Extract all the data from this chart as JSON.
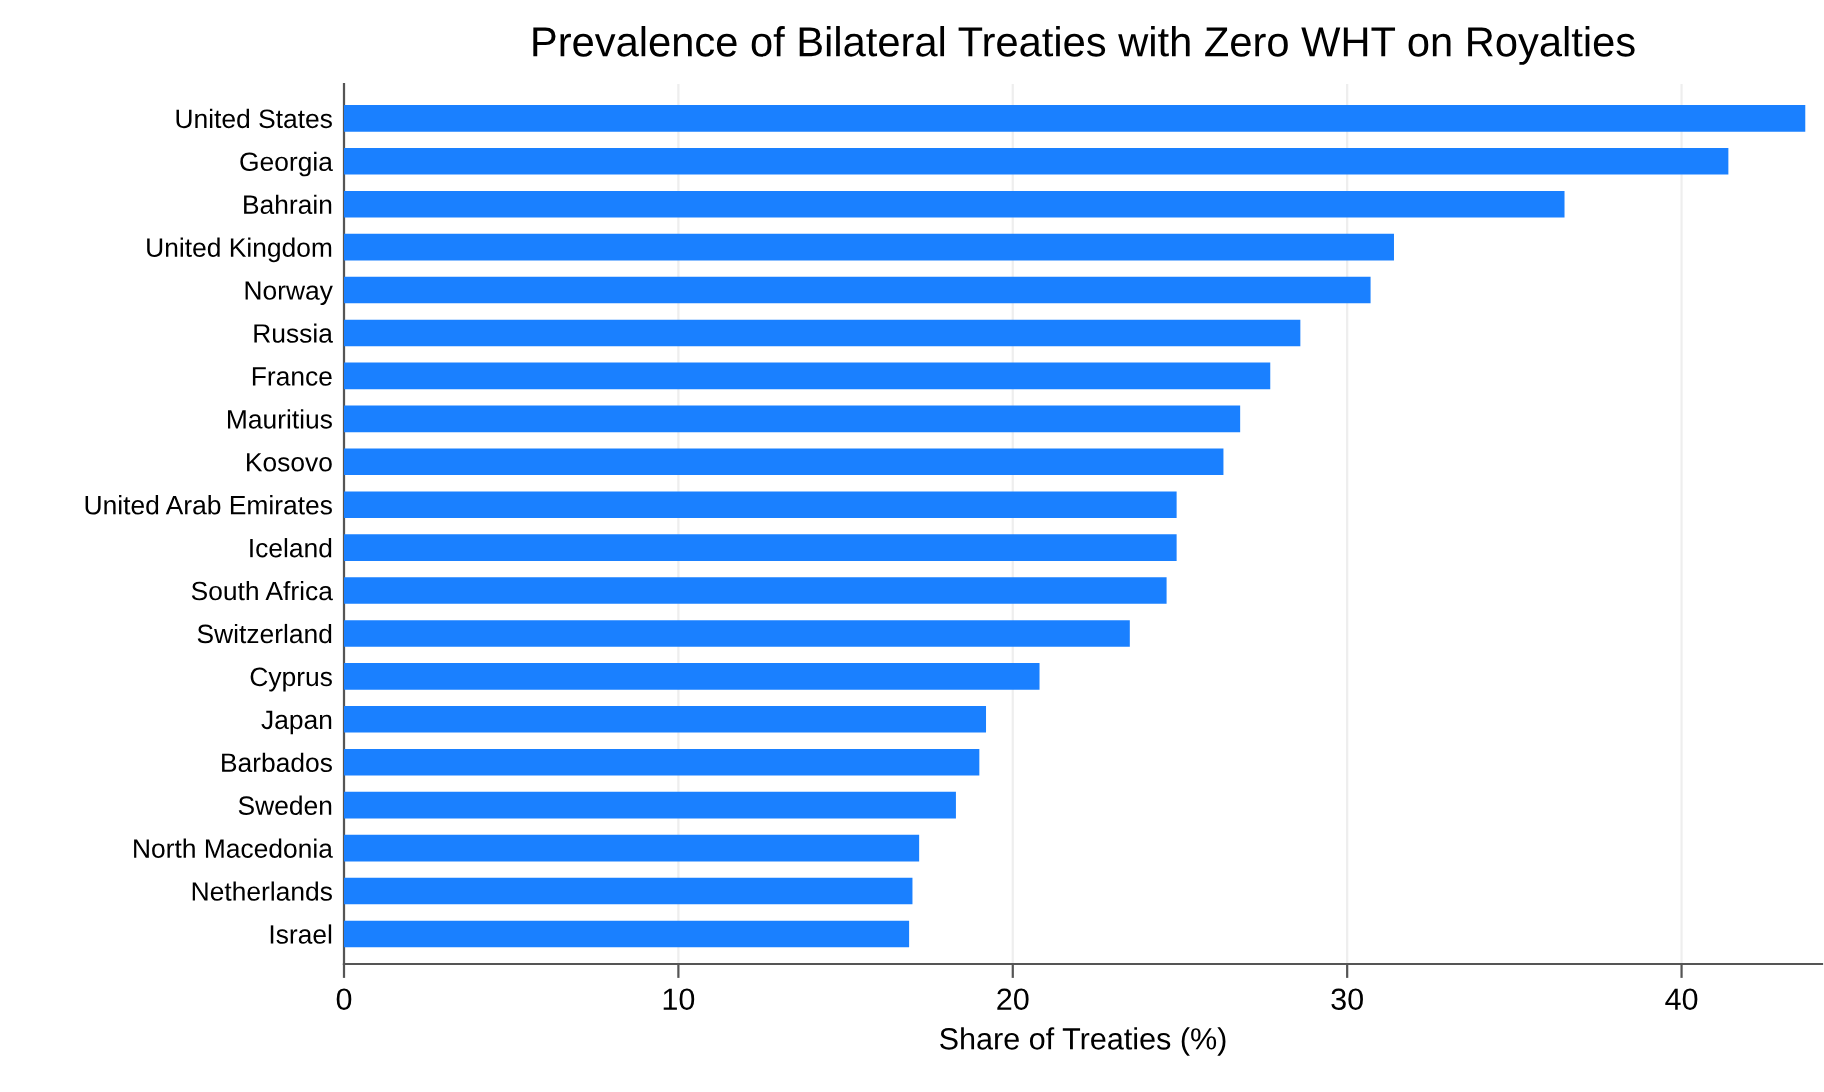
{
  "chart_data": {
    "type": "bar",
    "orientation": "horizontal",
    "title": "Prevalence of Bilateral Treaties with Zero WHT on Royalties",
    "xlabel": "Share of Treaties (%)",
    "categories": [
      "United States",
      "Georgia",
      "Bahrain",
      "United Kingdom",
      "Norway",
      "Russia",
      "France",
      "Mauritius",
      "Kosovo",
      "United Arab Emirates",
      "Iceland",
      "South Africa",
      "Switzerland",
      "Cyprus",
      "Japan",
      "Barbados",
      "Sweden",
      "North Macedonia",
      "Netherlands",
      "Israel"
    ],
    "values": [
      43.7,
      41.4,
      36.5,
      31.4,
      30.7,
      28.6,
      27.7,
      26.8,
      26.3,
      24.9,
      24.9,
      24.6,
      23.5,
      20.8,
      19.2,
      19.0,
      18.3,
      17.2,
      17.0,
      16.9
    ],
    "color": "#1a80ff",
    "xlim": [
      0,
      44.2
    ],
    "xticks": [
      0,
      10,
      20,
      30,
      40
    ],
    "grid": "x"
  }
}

==

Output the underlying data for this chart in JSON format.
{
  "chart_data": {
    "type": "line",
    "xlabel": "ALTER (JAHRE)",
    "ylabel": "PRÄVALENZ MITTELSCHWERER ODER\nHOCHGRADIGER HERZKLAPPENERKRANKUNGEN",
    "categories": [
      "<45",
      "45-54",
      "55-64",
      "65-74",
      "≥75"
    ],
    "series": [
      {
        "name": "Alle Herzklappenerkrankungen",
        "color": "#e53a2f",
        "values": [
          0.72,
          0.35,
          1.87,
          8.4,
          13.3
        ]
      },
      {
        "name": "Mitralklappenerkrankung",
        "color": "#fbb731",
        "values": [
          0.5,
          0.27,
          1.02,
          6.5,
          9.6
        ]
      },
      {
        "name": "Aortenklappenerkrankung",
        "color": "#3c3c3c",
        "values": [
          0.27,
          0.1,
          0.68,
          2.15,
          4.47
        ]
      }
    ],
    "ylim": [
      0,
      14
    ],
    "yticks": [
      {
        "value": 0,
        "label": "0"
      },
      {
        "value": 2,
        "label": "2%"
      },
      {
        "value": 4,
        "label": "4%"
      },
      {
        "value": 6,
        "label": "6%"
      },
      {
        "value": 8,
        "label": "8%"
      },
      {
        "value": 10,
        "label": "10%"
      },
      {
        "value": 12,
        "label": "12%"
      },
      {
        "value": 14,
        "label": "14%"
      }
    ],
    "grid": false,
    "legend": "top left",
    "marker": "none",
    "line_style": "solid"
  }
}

● **Job**
Copy out every line in the entries above that holds "this".

● **Expected answer**
Extract all the data from this chart as JSON.
Output the underlying data for this chart in JSON format.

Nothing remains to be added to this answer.